## start DOCUMENT EXCERPT

Guadalajara's labor market is so tight that Jabil Circuits of St. Petersburg, Fla., recently decided against expanding there. It will open its next plant in Chihuahua.

Garment manufacturers in Zapotlanejo, a city of 70,000, compete furiously for cutters and sewers for their factories and for sales clerks at the scores of apparel shops that line the city's main streets.

Salvador Placencia, 18, is among the many young people turning their backs on this explosion of employment opportunities.

"There's lots of jobs around now, but they don't pay much," Placencia said as he milked cows near the rural village of La Joya.

Placencia sewed Wal-Mart garments in Zapotlanejo before quitting to help his father operate the family dairy. The youngest of Candelaria Placencia's 11 children, Salvador Placencia now is waiting for two of five brothers working in the United States to come home for a visit and take him back with them.

## end DOCUMENT EXCERPT
## start RECORDED DATA

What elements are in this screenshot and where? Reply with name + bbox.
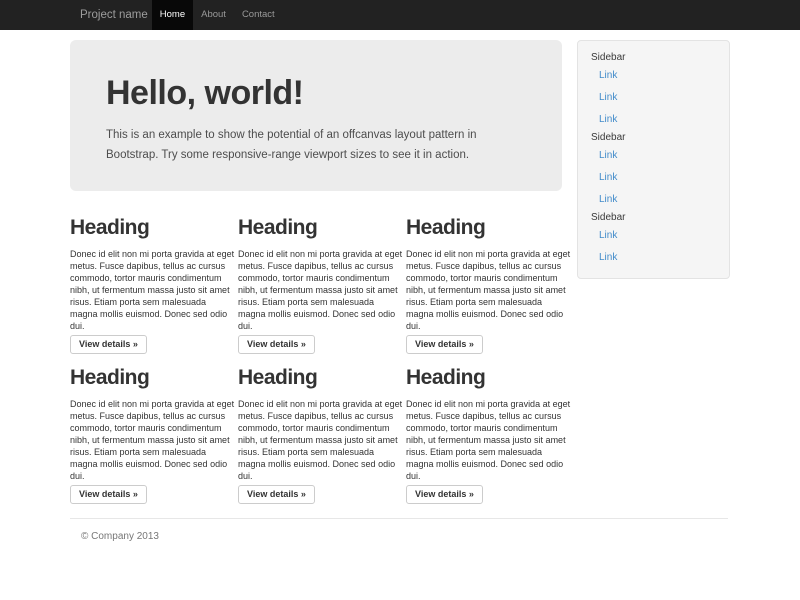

## end RECORDED DATA

* [PROBLEM TO SOLVE]: Rewrite the passage on Guadalajara's labor market, starting at "Garment manufacturers in" and ending at "of La Joya.", with "cows" changed to "goats".

* [EXERCISE RESPONSE]:
Garment manufacturers in Zapotlanejo, a city of 70,000, compete furiously for cutters and sewers for their factories and for sales clerks at the scores of apparel shops that line the city's main streets.

Salvador Placencia, 18, is among the many young people turning their backs on this explosion of employment opportunities.

"There's lots of jobs around now, but they don't pay much," Placencia said as he milked goats near the rural village of La Joya.